Problem requirements — Extract all of the entries and give them again, word for word.

Entries provided —
=-=-=

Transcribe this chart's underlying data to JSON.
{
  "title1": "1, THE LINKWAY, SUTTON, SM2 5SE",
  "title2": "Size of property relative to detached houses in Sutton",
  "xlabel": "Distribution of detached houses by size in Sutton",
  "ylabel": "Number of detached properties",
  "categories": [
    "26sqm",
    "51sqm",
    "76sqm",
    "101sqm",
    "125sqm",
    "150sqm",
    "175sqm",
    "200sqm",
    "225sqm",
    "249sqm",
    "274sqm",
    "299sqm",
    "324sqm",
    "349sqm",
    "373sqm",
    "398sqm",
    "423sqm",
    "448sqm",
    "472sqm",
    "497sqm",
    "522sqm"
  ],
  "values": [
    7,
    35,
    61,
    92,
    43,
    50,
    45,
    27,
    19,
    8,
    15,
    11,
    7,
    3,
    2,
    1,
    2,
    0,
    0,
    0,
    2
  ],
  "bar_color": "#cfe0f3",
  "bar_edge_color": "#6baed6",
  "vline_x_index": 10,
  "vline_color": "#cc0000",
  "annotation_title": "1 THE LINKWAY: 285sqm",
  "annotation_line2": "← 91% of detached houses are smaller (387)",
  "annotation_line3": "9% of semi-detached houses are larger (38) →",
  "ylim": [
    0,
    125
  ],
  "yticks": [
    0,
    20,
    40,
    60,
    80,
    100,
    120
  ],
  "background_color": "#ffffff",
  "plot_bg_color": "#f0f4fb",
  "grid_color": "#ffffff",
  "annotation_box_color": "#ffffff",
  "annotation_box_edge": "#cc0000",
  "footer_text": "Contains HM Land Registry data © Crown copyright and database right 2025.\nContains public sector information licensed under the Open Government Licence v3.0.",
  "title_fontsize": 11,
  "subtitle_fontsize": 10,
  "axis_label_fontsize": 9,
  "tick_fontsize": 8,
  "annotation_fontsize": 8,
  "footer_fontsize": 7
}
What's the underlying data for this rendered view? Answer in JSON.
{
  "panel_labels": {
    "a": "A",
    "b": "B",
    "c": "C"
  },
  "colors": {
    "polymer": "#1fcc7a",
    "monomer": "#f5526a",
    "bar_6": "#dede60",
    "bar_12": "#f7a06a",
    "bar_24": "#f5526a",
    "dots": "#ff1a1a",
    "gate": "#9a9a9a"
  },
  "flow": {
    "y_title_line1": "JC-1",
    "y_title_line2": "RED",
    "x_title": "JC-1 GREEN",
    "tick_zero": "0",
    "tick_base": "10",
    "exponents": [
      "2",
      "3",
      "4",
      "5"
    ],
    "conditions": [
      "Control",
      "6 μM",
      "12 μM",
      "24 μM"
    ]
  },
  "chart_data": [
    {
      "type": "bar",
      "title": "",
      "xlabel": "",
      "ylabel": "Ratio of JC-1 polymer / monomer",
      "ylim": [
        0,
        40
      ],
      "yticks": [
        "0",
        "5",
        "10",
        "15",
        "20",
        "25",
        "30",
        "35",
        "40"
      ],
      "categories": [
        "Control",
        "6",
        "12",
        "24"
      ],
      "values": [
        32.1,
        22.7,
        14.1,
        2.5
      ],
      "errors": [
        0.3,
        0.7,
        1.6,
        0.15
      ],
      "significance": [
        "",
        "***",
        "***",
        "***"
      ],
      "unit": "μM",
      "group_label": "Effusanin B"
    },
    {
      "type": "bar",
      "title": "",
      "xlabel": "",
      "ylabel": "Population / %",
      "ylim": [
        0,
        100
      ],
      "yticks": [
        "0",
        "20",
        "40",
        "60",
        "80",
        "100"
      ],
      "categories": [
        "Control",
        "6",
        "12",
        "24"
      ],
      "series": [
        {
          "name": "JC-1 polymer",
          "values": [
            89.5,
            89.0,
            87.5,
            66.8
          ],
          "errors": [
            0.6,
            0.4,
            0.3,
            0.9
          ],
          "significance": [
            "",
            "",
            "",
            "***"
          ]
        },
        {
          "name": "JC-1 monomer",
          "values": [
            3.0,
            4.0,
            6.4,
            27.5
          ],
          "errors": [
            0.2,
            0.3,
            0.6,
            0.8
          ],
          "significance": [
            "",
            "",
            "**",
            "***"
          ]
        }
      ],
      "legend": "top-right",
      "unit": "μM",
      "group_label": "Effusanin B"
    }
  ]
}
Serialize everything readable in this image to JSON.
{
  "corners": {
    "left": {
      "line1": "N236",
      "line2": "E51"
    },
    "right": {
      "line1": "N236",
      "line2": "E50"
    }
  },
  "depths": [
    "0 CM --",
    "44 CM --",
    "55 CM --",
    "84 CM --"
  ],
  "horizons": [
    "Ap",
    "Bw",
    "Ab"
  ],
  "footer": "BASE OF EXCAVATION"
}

=-=-=

Worked solution —
Transcribe this chart's underlying data to JSON.
{
  "title1": "1, THE LINKWAY, SUTTON, SM2 5SE",
  "title2": "Size of property relative to detached houses in Sutton",
  "xlabel": "Distribution of detached houses by size in Sutton",
  "ylabel": "Number of detached properties",
  "categories": [
    "26sqm",
    "51sqm",
    "76sqm",
    "101sqm",
    "125sqm",
    "150sqm",
    "175sqm",
    "200sqm",
    "225sqm",
    "249sqm",
    "274sqm",
    "299sqm",
    "324sqm",
    "349sqm",
    "373sqm",
    "398sqm",
    "423sqm",
    "448sqm",
    "472sqm",
    "497sqm",
    "522sqm"
  ],
  "values": [
    7,
    35,
    61,
    92,
    43,
    50,
    45,
    27,
    19,
    8,
    15,
    11,
    7,
    3,
    2,
    1,
    2,
    0,
    0,
    0,
    2
  ],
  "bar_color": "#cfe0f3",
  "bar_edge_color": "#6baed6",
  "vline_x_index": 10,
  "vline_color": "#cc0000",
  "annotation_title": "1 THE LINKWAY: 285sqm",
  "annotation_line2": "← 91% of detached houses are smaller (387)",
  "annotation_line3": "9% of semi-detached houses are larger (38) →",
  "ylim": [
    0,
    125
  ],
  "yticks": [
    0,
    20,
    40,
    60,
    80,
    100,
    120
  ],
  "background_color": "#ffffff",
  "plot_bg_color": "#f0f4fb",
  "grid_color": "#ffffff",
  "annotation_box_color": "#ffffff",
  "annotation_box_edge": "#cc0000",
  "footer_text": "Contains HM Land Registry data © Crown copyright and database right 2025.\nContains public sector information licensed under the Open Government Licence v3.0.",
  "title_fontsize": 11,
  "subtitle_fontsize": 10,
  "axis_label_fontsize": 9,
  "tick_fontsize": 8,
  "annotation_fontsize": 8,
  "footer_fontsize": 7
}
What's the underlying data for this rendered view? Answer in JSON.
{
  "panel_labels": {
    "a": "A",
    "b": "B",
    "c": "C"
  },
  "colors": {
    "polymer": "#1fcc7a",
    "monomer": "#f5526a",
    "bar_6": "#dede60",
    "bar_12": "#f7a06a",
    "bar_24": "#f5526a",
    "dots": "#ff1a1a",
    "gate": "#9a9a9a"
  },
  "flow": {
    "y_title_line1": "JC-1",
    "y_title_line2": "RED",
    "x_title": "JC-1 GREEN",
    "tick_zero": "0",
    "tick_base": "10",
    "exponents": [
      "2",
      "3",
      "4",
      "5"
    ],
    "conditions": [
      "Control",
      "6 μM",
      "12 μM",
      "24 μM"
    ]
  },
  "chart_data": [
    {
      "type": "bar",
      "title": "",
      "xlabel": "",
      "ylabel": "Ratio of JC-1 polymer / monomer",
      "ylim": [
        0,
        40
      ],
      "yticks": [
        "0",
        "5",
        "10",
        "15",
        "20",
        "25",
        "30",
        "35",
        "40"
      ],
      "categories": [
        "Control",
        "6",
        "12",
        "24"
      ],
      "values": [
        32.1,
        22.7,
        14.1,
        2.5
      ],
      "errors": [
        0.3,
        0.7,
        1.6,
        0.15
      ],
      "significance": [
        "",
        "***",
        "***",
        "***"
      ],
      "unit": "μM",
      "group_label": "Effusanin B"
    },
    {
      "type": "bar",
      "title": "",
      "xlabel": "",
      "ylabel": "Population / %",
      "ylim": [
        0,
        100
      ],
      "yticks": [
        "0",
        "20",
        "40",
        "60",
        "80",
        "100"
      ],
      "categories": [
        "Control",
        "6",
        "12",
        "24"
      ],
      "series": [
        {
          "name": "JC-1 polymer",
          "values": [
            89.5,
            89.0,
            87.5,
            66.8
          ],
          "errors": [
            0.6,
            0.4,
            0.3,
            0.9
          ],
          "significance": [
            "",
            "",
            "",
            "***"
          ]
        },
        {
          "name": "JC-1 monomer",
          "values": [
            3.0,
            4.0,
            6.4,
            27.5
          ],
          "errors": [
            0.2,
            0.3,
            0.6,
            0.8
          ],
          "significance": [
            "",
            "",
            "**",
            "***"
          ]
        }
      ],
      "legend": "top-right",
      "unit": "μM",
      "group_label": "Effusanin B"
    }
  ]
}
Serialize everything readable in this image to JSON.
{
  "corners": {
    "left": {
      "line1": "N236",
      "line2": "E51"
    },
    "right": {
      "line1": "N236",
      "line2": "E50"
    }
  },
  "depths": [
    "0 CM --",
    "44 CM --",
    "55 CM --",
    "84 CM --"
  ],
  "horizons": [
    "Ap",
    "Bw",
    "Ab"
  ],
  "footer": "BASE OF EXCAVATION"
}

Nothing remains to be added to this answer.